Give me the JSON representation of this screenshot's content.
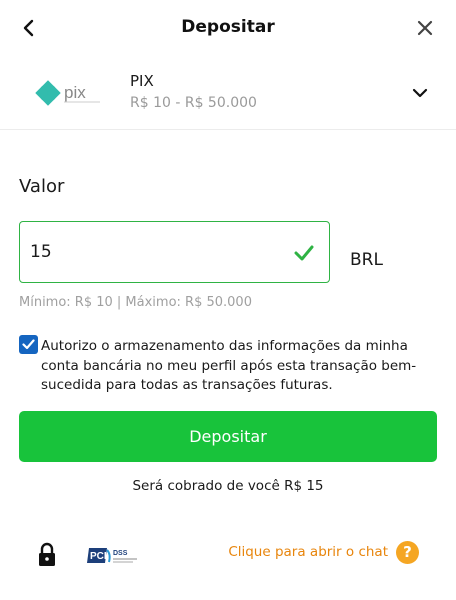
{
  "header": {
    "title": "Depositar",
    "back_icon": "chevron-left-icon",
    "close_icon": "close-icon"
  },
  "payment_method": {
    "logo_text": "pix",
    "name": "PIX",
    "range": "R$ 10 - R$ 50.000",
    "dropdown_icon": "chevron-down-icon"
  },
  "amount": {
    "label": "Valor",
    "value": "15",
    "currency": "BRL",
    "limits": "Mínimo: R$ 10 | Máximo: R$ 50.000",
    "valid_color": "#2fb344"
  },
  "consent": {
    "checked": true,
    "text": "Autorizo o armazenamento das informações da minha conta bancária no meu perfil após esta transação bem-sucedida para todas as transações futuras."
  },
  "submit": {
    "label": "Depositar",
    "color": "#18c33b"
  },
  "charge_note": "Será cobrado de você R$ 15",
  "footer": {
    "lock_icon": "lock-icon",
    "pci_logo_text": "PCI DSS",
    "chat_label": "Clique para abrir o chat",
    "help_icon_glyph": "?",
    "chat_color": "#e8850c"
  }
}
==============================
▶ Exercise description
Copy each line of the preceding data that contains the string "chevron".

▶ Task answer
    "back_icon": "chevron-left-icon",
    "dropdown_icon": "chevron-down-icon"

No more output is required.